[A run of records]
>>>

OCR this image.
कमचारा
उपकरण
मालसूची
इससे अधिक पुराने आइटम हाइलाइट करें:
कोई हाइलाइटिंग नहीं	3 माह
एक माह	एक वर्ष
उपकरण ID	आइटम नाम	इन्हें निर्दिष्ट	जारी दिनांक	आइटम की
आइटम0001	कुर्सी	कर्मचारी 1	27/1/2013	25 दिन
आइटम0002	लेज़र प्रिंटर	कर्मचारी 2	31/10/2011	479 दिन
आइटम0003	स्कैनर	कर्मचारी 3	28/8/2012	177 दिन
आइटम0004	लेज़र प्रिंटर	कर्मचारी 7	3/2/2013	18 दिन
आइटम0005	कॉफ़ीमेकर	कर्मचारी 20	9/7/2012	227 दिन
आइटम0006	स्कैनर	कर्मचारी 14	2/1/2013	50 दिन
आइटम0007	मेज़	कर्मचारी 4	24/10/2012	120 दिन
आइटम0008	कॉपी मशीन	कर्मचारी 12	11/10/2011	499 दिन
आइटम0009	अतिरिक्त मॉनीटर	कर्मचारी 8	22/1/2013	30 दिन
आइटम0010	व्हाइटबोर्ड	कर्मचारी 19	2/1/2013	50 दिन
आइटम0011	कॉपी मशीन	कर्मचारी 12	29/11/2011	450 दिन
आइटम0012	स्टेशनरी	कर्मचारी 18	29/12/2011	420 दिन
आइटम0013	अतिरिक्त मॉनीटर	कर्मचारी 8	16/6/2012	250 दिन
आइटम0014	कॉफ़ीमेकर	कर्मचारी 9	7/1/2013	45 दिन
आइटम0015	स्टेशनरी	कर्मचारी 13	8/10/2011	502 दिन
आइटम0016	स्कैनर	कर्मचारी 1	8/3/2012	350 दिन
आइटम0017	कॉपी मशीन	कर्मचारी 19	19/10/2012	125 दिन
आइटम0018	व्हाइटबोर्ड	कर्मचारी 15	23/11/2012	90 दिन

<<<

#### Requirement
Recopy the entries above in their entirety, exactly.

#### Response to this task
OCR this image.
कमचारा
उपकरण
मालसूची
इससे अधिक पुराने आइटम हाइलाइट करें:
कोई हाइलाइटिंग नहीं	3 माह
एक माह	एक वर्ष
उपकरण ID	आइटम नाम	इन्हें निर्दिष्ट	जारी दिनांक	आइटम की
आइटम0001	कुर्सी	कर्मचारी 1	27/1/2013	25 दिन
आइटम0002	लेज़र प्रिंटर	कर्मचारी 2	31/10/2011	479 दिन
आइटम0003	स्कैनर	कर्मचारी 3	28/8/2012	177 दिन
आइटम0004	लेज़र प्रिंटर	कर्मचारी 7	3/2/2013	18 दिन
आइटम0005	कॉफ़ीमेकर	कर्मचारी 20	9/7/2012	227 दिन
आइटम0006	स्कैनर	कर्मचारी 14	2/1/2013	50 दिन
आइटम0007	मेज़	कर्मचारी 4	24/10/2012	120 दिन
आइटम0008	कॉपी मशीन	कर्मचारी 12	11/10/2011	499 दिन
आइटम0009	अतिरिक्त मॉनीटर	कर्मचारी 8	22/1/2013	30 दिन
आइटम0010	व्हाइटबोर्ड	कर्मचारी 19	2/1/2013	50 दिन
आइटम0011	कॉपी मशीन	कर्मचारी 12	29/11/2011	450 दिन
आइटम0012	स्टेशनरी	कर्मचारी 18	29/12/2011	420 दिन
आइटम0013	अतिरिक्त मॉनीटर	कर्मचारी 8	16/6/2012	250 दिन
आइटम0014	कॉफ़ीमेकर	कर्मचारी 9	7/1/2013	45 दिन
आइटम0015	स्टेशनरी	कर्मचारी 13	8/10/2011	502 दिन
आइटम0016	स्कैनर	कर्मचारी 1	8/3/2012	350 दिन
आइटम0017	कॉपी मशीन	कर्मचारी 19	19/10/2012	125 दिन
आइटम0018	व्हाइटबोर्ड	कर्मचारी 15	23/11/2012	90 दिन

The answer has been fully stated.